## The task
Repeat every record exactly, but keep images out of the copy.

## Material provided
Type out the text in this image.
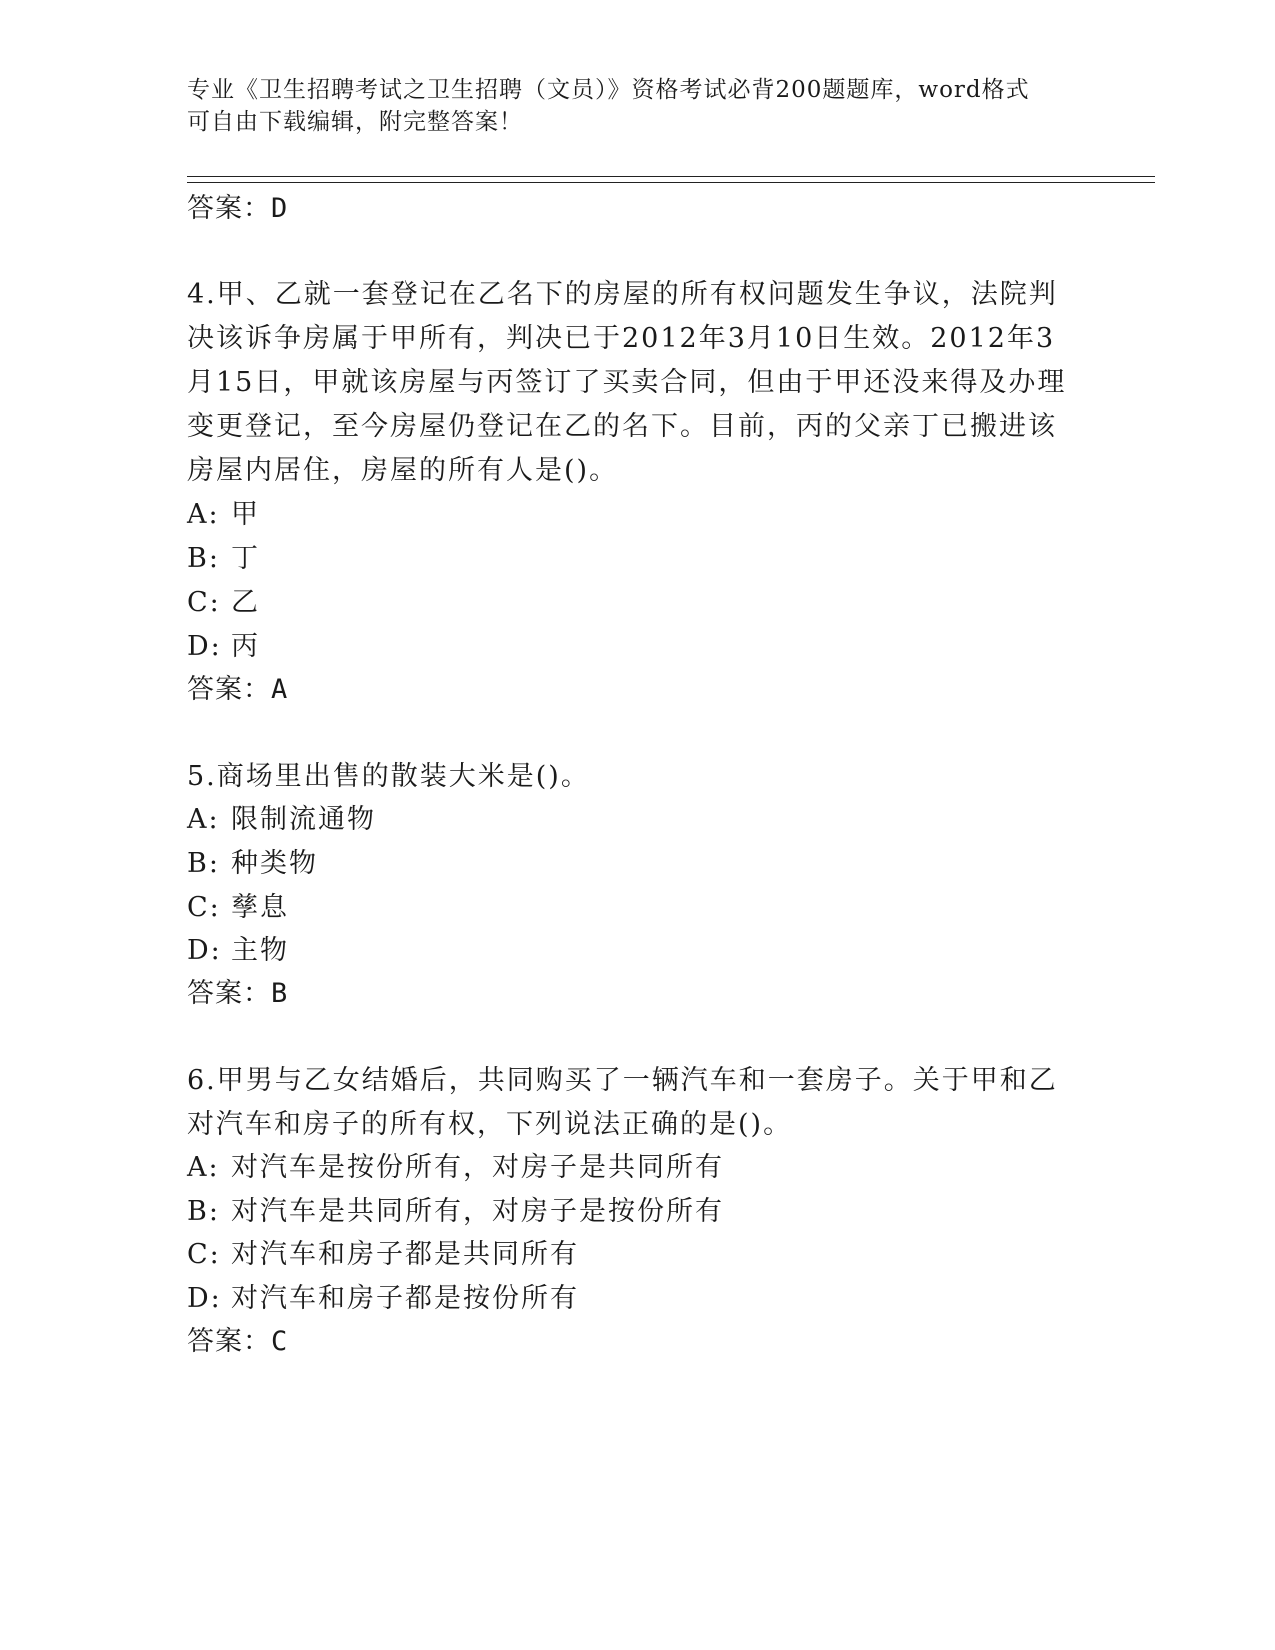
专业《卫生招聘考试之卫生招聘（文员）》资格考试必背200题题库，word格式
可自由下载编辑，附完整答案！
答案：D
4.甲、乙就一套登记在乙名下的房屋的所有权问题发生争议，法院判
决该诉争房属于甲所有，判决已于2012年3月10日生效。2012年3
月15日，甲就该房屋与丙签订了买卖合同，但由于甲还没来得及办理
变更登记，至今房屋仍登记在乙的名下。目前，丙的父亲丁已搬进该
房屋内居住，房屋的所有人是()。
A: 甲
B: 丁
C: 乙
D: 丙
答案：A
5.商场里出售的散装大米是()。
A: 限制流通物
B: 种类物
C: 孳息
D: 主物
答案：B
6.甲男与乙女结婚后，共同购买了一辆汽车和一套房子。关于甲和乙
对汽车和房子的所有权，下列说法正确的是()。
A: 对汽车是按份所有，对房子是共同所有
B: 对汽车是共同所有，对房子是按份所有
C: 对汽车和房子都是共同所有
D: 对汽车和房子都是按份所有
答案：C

## The solution
Type out the text in this image.
专业《卫生招聘考试之卫生招聘（文员）》资格考试必背200题题库，word格式
可自由下载编辑，附完整答案！
答案：D
4.甲、乙就一套登记在乙名下的房屋的所有权问题发生争议，法院判
决该诉争房属于甲所有，判决已于2012年3月10日生效。2012年3
月15日，甲就该房屋与丙签订了买卖合同，但由于甲还没来得及办理
变更登记，至今房屋仍登记在乙的名下。目前，丙的父亲丁已搬进该
房屋内居住，房屋的所有人是()。
A: 甲
B: 丁
C: 乙
D: 丙
答案：A
5.商场里出售的散装大米是()。
A: 限制流通物
B: 种类物
C: 孳息
D: 主物
答案：B
6.甲男与乙女结婚后，共同购买了一辆汽车和一套房子。关于甲和乙
对汽车和房子的所有权，下列说法正确的是()。
A: 对汽车是按份所有，对房子是共同所有
B: 对汽车是共同所有，对房子是按份所有
C: 对汽车和房子都是共同所有
D: 对汽车和房子都是按份所有
答案：C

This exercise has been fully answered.